→ **Short task**
Extract each line of the data below exactly as written.

━━━━━━━━━━

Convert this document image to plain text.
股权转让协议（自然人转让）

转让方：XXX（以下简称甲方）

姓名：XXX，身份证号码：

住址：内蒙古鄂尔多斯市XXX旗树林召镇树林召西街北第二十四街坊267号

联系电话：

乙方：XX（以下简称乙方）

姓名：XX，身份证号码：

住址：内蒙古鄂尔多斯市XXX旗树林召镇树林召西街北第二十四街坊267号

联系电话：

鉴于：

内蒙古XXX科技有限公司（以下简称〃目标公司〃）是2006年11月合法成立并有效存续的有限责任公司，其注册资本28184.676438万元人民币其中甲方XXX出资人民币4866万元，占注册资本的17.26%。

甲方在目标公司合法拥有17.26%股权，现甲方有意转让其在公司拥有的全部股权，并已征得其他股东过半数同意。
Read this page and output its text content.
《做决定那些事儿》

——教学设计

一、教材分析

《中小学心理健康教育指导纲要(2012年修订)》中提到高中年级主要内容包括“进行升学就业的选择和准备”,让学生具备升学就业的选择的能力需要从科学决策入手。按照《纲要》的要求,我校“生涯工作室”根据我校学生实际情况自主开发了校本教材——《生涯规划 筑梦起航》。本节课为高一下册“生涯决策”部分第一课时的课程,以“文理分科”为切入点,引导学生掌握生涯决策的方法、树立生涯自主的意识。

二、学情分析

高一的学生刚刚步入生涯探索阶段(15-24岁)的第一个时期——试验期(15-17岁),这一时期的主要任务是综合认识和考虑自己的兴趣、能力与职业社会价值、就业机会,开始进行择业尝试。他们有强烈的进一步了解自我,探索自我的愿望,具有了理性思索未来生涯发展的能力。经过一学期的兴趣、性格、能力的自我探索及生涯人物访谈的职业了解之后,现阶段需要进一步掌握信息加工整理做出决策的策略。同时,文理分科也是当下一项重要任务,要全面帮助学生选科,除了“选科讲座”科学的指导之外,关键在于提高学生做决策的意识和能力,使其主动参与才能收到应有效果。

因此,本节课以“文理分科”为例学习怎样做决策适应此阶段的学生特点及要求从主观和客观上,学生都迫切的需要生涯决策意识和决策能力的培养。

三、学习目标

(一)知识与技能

━━━━━━━━━━

→ **Solution to this task**
Convert this document image to plain text.
股权转让协议（自然人转让）

转让方：XXX（以下简称甲方）

姓名：XXX，身份证号码：

住址：内蒙古鄂尔多斯市XXX旗树林召镇树林召西街北第二十四街坊267号

联系电话：

乙方：XX（以下简称乙方）

姓名：XX，身份证号码：

住址：内蒙古鄂尔多斯市XXX旗树林召镇树林召西街北第二十四街坊267号

联系电话：

鉴于：

内蒙古XXX科技有限公司（以下简称〃目标公司〃）是2006年11月合法成立并有效存续的有限责任公司，其注册资本28184.676438万元人民币其中甲方XXX出资人民币4866万元，占注册资本的17.26%。

甲方在目标公司合法拥有17.26%股权，现甲方有意转让其在公司拥有的全部股权，并已征得其他股东过半数同意。
Read this page and output its text content.
《做决定那些事儿》

——教学设计

一、教材分析

《中小学心理健康教育指导纲要(2012年修订)》中提到高中年级主要内容包括“进行升学就业的选择和准备”,让学生具备升学就业的选择的能力需要从科学决策入手。按照《纲要》的要求,我校“生涯工作室”根据我校学生实际情况自主开发了校本教材——《生涯规划 筑梦起航》。本节课为高一下册“生涯决策”部分第一课时的课程,以“文理分科”为切入点,引导学生掌握生涯决策的方法、树立生涯自主的意识。

二、学情分析

高一的学生刚刚步入生涯探索阶段(15-24岁)的第一个时期——试验期(15-17岁),这一时期的主要任务是综合认识和考虑自己的兴趣、能力与职业社会价值、就业机会,开始进行择业尝试。他们有强烈的进一步了解自我,探索自我的愿望,具有了理性思索未来生涯发展的能力。经过一学期的兴趣、性格、能力的自我探索及生涯人物访谈的职业了解之后,现阶段需要进一步掌握信息加工整理做出决策的策略。同时,文理分科也是当下一项重要任务,要全面帮助学生选科,除了“选科讲座”科学的指导之外,关键在于提高学生做决策的意识和能力,使其主动参与才能收到应有效果。

因此,本节课以“文理分科”为例学习怎样做决策适应此阶段的学生特点及要求从主观和客观上,学生都迫切的需要生涯决策意识和决策能力的培养。

三、学习目标

(一)知识与技能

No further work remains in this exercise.